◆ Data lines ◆
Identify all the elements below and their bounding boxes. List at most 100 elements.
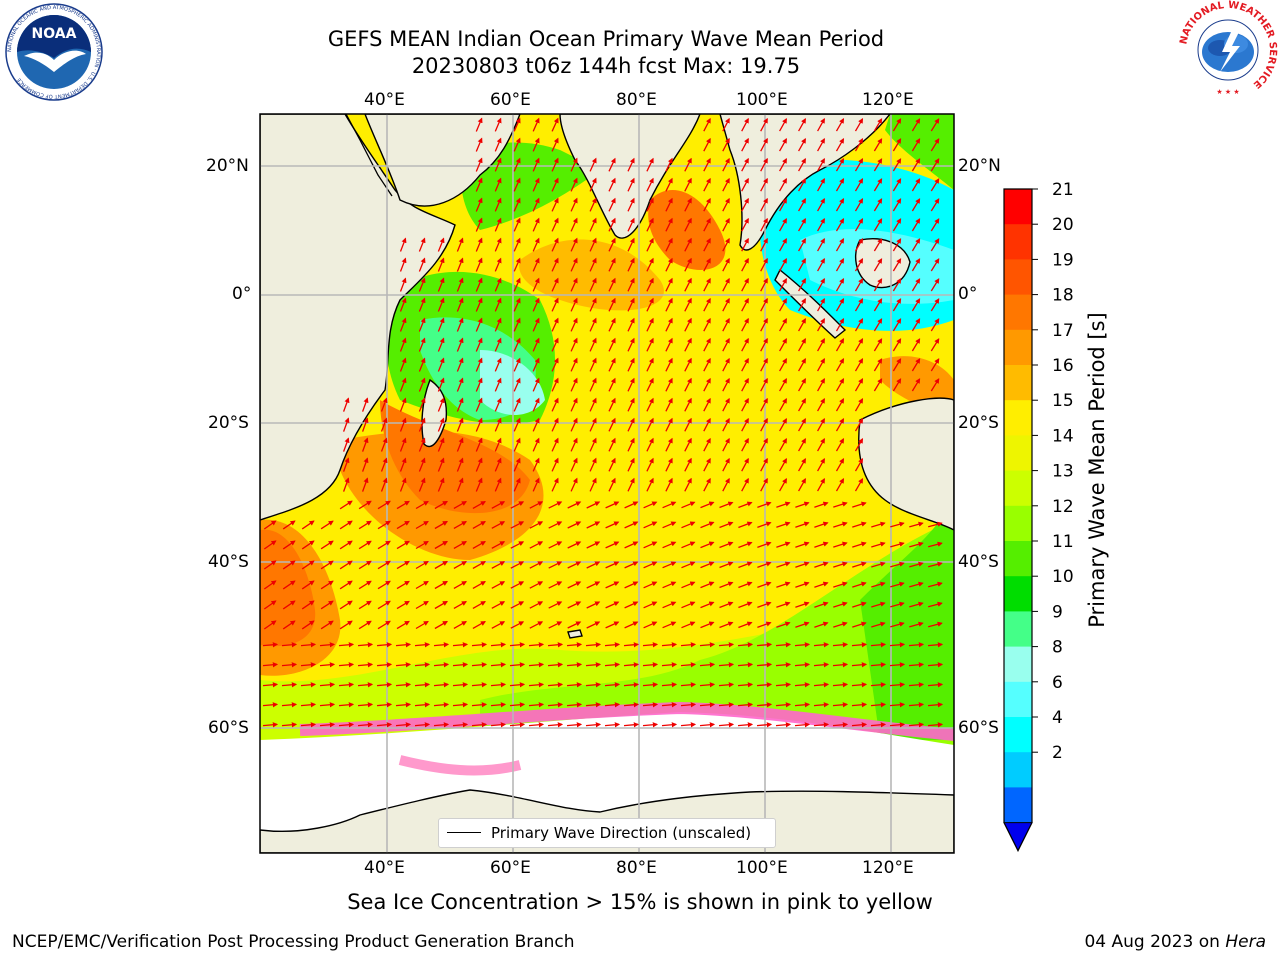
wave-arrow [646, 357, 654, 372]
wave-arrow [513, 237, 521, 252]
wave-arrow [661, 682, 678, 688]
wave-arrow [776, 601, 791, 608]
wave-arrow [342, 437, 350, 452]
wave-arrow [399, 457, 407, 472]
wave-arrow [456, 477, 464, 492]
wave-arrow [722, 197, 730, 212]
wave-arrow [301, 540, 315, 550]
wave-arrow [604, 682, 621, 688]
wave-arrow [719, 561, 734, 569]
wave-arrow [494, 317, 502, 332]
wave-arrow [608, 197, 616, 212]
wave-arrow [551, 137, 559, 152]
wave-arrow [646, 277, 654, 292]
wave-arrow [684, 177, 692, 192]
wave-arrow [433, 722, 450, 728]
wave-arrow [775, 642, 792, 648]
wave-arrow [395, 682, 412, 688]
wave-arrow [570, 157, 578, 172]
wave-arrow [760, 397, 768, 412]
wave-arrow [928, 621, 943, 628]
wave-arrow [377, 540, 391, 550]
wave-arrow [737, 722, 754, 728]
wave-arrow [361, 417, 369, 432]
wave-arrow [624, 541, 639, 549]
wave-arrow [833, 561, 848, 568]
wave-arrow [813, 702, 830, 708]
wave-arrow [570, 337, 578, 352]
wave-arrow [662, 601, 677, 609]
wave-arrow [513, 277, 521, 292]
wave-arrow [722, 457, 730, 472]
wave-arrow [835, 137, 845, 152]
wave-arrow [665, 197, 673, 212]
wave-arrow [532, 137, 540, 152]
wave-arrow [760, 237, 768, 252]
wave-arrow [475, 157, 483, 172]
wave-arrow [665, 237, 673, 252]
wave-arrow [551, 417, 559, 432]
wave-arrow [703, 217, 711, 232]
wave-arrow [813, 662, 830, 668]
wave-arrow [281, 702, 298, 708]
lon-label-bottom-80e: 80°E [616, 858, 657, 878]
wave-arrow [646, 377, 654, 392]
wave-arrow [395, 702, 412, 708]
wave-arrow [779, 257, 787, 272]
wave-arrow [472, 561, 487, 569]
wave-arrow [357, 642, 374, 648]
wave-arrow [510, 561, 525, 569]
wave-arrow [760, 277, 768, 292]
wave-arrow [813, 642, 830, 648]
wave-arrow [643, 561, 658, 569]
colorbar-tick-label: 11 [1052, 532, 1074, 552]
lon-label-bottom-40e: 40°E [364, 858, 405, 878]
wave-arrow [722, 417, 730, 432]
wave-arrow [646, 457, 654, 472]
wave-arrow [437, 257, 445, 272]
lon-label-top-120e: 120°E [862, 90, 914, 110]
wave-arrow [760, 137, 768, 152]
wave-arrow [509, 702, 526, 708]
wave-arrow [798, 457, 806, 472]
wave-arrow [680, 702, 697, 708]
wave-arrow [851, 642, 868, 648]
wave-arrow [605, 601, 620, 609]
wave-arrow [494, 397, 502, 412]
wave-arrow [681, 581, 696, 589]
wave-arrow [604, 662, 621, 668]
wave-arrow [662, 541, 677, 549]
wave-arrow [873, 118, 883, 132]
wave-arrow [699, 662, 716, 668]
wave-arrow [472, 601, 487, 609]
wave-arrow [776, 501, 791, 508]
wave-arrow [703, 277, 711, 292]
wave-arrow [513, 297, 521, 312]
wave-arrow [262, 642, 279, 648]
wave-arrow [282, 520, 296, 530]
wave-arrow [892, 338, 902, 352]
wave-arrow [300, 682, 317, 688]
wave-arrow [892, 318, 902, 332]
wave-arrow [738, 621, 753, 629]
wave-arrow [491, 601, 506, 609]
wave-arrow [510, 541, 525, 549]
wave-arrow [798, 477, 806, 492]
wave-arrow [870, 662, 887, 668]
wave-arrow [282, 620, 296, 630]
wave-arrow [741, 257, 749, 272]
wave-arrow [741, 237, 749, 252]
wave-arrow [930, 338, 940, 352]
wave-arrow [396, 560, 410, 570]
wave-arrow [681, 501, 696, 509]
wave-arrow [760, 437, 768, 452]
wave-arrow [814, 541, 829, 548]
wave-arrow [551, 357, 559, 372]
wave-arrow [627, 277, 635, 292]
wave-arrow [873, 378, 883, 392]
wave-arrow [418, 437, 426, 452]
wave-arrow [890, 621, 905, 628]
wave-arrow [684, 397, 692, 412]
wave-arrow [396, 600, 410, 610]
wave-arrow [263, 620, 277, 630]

◆ Objective ◆
Rewrite the entries above, switching every "wave-arrow" to "wind-arrow" and leaving everything else the same. Omit the pictures.

◆ The output ◆
Identify all the elements below and their bounding boxes. List at most 100 elements.
wind-arrow [646, 357, 654, 372]
wind-arrow [513, 237, 521, 252]
wind-arrow [661, 682, 678, 688]
wind-arrow [776, 601, 791, 608]
wind-arrow [342, 437, 350, 452]
wind-arrow [399, 457, 407, 472]
wind-arrow [456, 477, 464, 492]
wind-arrow [722, 197, 730, 212]
wind-arrow [301, 540, 315, 550]
wind-arrow [604, 682, 621, 688]
wind-arrow [719, 561, 734, 569]
wind-arrow [494, 317, 502, 332]
wind-arrow [608, 197, 616, 212]
wind-arrow [551, 137, 559, 152]
wind-arrow [646, 277, 654, 292]
wind-arrow [684, 177, 692, 192]
wind-arrow [433, 722, 450, 728]
wind-arrow [775, 642, 792, 648]
wind-arrow [395, 682, 412, 688]
wind-arrow [570, 157, 578, 172]
wind-arrow [760, 397, 768, 412]
wind-arrow [928, 621, 943, 628]
wind-arrow [377, 540, 391, 550]
wind-arrow [737, 722, 754, 728]
wind-arrow [361, 417, 369, 432]
wind-arrow [624, 541, 639, 549]
wind-arrow [833, 561, 848, 568]
wind-arrow [813, 702, 830, 708]
wind-arrow [570, 337, 578, 352]
wind-arrow [662, 601, 677, 609]
wind-arrow [513, 277, 521, 292]
wind-arrow [722, 457, 730, 472]
wind-arrow [835, 137, 845, 152]
wind-arrow [665, 197, 673, 212]
wind-arrow [532, 137, 540, 152]
wind-arrow [760, 237, 768, 252]
wind-arrow [475, 157, 483, 172]
wind-arrow [665, 237, 673, 252]
wind-arrow [551, 417, 559, 432]
wind-arrow [703, 217, 711, 232]
wind-arrow [813, 662, 830, 668]
wind-arrow [281, 702, 298, 708]
lon-label-bottom-80e: 80°E [616, 858, 657, 878]
wind-arrow [646, 377, 654, 392]
wind-arrow [395, 702, 412, 708]
wind-arrow [779, 257, 787, 272]
wind-arrow [472, 561, 487, 569]
wind-arrow [357, 642, 374, 648]
wind-arrow [510, 561, 525, 569]
wind-arrow [760, 277, 768, 292]
wind-arrow [813, 642, 830, 648]
wind-arrow [643, 561, 658, 569]
colorbar-tick-label: 11 [1052, 532, 1074, 552]
lon-label-bottom-40e: 40°E [364, 858, 405, 878]
wind-arrow [722, 417, 730, 432]
wind-arrow [646, 457, 654, 472]
wind-arrow [437, 257, 445, 272]
lon-label-top-120e: 120°E [862, 90, 914, 110]
wind-arrow [760, 137, 768, 152]
wind-arrow [509, 702, 526, 708]
wind-arrow [798, 457, 806, 472]
wind-arrow [680, 702, 697, 708]
wind-arrow [851, 642, 868, 648]
wind-arrow [605, 601, 620, 609]
wind-arrow [494, 397, 502, 412]
wind-arrow [681, 581, 696, 589]
wind-arrow [604, 662, 621, 668]
wind-arrow [662, 541, 677, 549]
wind-arrow [873, 118, 883, 132]
wind-arrow [699, 662, 716, 668]
wind-arrow [472, 601, 487, 609]
wind-arrow [776, 501, 791, 508]
wind-arrow [703, 277, 711, 292]
wind-arrow [513, 297, 521, 312]
wind-arrow [262, 642, 279, 648]
wind-arrow [282, 520, 296, 530]
wind-arrow [892, 338, 902, 352]
wind-arrow [300, 682, 317, 688]
wind-arrow [892, 318, 902, 332]
wind-arrow [738, 621, 753, 629]
wind-arrow [491, 601, 506, 609]
wind-arrow [510, 541, 525, 549]
wind-arrow [798, 477, 806, 492]
wind-arrow [870, 662, 887, 668]
wind-arrow [282, 620, 296, 630]
wind-arrow [741, 257, 749, 272]
wind-arrow [741, 237, 749, 252]
wind-arrow [930, 338, 940, 352]
wind-arrow [396, 560, 410, 570]
wind-arrow [681, 501, 696, 509]
wind-arrow [760, 437, 768, 452]
wind-arrow [814, 541, 829, 548]
wind-arrow [551, 357, 559, 372]
wind-arrow [627, 277, 635, 292]
wind-arrow [873, 378, 883, 392]
wind-arrow [418, 437, 426, 452]
wind-arrow [890, 621, 905, 628]
wind-arrow [684, 397, 692, 412]
wind-arrow [396, 600, 410, 610]
wind-arrow [263, 620, 277, 630]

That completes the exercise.